Description of the task ▸ Can you reproduce, character for character, the rows from the very first one through the line containing "y-tick-label: 10: [1252, 282, 1264, 294]", with both end lines included?
__________________________________________________
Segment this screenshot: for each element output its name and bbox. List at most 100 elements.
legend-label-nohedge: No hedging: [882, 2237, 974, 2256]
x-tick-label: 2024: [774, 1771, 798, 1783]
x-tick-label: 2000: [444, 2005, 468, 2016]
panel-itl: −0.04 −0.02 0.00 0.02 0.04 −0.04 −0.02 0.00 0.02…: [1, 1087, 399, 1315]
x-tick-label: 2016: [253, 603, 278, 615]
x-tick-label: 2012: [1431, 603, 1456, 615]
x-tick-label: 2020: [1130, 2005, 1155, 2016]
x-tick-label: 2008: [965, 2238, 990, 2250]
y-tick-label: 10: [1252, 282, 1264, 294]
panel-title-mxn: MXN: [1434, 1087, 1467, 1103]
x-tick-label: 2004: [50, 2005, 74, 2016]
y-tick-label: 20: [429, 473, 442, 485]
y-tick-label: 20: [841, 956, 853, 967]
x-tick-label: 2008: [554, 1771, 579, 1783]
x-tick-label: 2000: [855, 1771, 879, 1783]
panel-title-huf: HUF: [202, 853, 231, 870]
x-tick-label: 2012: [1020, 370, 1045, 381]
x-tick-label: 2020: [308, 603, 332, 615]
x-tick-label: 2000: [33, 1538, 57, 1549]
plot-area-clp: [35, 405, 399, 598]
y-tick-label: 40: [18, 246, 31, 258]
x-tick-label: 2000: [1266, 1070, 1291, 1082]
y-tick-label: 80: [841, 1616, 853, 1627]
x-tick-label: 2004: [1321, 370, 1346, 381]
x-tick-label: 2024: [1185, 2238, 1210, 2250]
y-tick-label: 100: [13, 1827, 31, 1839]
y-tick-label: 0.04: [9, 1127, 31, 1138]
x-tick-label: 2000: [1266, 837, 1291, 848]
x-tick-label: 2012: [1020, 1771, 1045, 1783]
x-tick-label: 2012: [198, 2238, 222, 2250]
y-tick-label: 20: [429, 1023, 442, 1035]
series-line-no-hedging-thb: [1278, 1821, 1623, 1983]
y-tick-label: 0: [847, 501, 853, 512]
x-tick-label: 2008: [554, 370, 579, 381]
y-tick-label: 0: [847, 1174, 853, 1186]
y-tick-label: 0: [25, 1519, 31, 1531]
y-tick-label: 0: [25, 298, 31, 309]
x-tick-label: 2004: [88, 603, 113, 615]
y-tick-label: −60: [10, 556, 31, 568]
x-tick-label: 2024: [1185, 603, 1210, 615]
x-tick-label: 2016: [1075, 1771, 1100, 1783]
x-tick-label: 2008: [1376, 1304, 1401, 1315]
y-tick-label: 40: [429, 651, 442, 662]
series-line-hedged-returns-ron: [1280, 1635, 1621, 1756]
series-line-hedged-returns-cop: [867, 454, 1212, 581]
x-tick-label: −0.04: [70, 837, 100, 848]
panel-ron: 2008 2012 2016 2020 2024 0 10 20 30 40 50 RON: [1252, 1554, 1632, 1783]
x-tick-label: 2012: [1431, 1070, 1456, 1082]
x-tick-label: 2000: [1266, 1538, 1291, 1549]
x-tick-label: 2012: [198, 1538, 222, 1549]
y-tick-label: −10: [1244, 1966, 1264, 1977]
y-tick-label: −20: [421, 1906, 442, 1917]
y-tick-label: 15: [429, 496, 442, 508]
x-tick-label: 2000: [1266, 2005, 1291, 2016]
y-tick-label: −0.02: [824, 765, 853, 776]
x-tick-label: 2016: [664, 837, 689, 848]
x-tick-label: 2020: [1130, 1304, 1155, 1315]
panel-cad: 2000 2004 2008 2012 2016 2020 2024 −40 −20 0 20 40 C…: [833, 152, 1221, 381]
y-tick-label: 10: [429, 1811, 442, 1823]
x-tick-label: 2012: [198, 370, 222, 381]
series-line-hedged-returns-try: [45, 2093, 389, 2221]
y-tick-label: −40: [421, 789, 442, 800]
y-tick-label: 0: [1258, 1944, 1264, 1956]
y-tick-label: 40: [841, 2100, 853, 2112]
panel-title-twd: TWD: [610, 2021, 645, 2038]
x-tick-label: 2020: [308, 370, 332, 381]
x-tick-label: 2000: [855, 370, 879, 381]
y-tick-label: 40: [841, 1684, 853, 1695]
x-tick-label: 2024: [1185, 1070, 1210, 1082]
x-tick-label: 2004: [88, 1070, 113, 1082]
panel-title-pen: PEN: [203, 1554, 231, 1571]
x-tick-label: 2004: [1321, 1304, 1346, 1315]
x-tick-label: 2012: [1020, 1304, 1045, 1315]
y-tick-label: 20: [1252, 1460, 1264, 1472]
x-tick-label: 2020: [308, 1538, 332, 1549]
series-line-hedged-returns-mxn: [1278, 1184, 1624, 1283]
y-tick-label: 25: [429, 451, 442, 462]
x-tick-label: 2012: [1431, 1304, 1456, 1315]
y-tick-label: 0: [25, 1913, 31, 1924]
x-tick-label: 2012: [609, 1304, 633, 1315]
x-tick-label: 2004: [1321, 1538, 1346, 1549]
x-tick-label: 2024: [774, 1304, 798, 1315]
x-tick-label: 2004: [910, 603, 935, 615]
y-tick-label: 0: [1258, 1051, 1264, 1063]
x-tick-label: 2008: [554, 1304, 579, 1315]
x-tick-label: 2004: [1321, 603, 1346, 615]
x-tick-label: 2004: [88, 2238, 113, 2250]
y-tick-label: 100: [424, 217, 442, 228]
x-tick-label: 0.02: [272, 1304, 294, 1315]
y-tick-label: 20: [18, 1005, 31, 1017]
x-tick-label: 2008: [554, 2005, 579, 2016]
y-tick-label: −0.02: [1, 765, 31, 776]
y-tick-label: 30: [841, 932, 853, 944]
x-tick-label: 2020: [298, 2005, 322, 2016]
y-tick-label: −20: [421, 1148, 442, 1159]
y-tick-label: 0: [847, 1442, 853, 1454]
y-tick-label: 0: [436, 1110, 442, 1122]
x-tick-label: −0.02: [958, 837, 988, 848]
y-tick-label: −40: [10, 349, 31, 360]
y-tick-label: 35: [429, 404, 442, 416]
__________________________________________________
Task result ▸
Segment this screenshot: for each element output its name and bbox. List at most 100 elements.
legend-label-nohedge: No hedging: [882, 2237, 974, 2256]
x-tick-label: 2024: [774, 1771, 798, 1783]
x-tick-label: 2000: [444, 2005, 468, 2016]
panel-itl: −0.04 −0.02 0.00 0.02 0.04 −0.04 −0.02 0.00 0.02…: [1, 1087, 399, 1315]
x-tick-label: 2016: [253, 603, 278, 615]
x-tick-label: 2012: [1431, 603, 1456, 615]
x-tick-label: 2020: [1130, 2005, 1155, 2016]
x-tick-label: 2008: [965, 2238, 990, 2250]
y-tick-label: 10: [1252, 282, 1264, 294]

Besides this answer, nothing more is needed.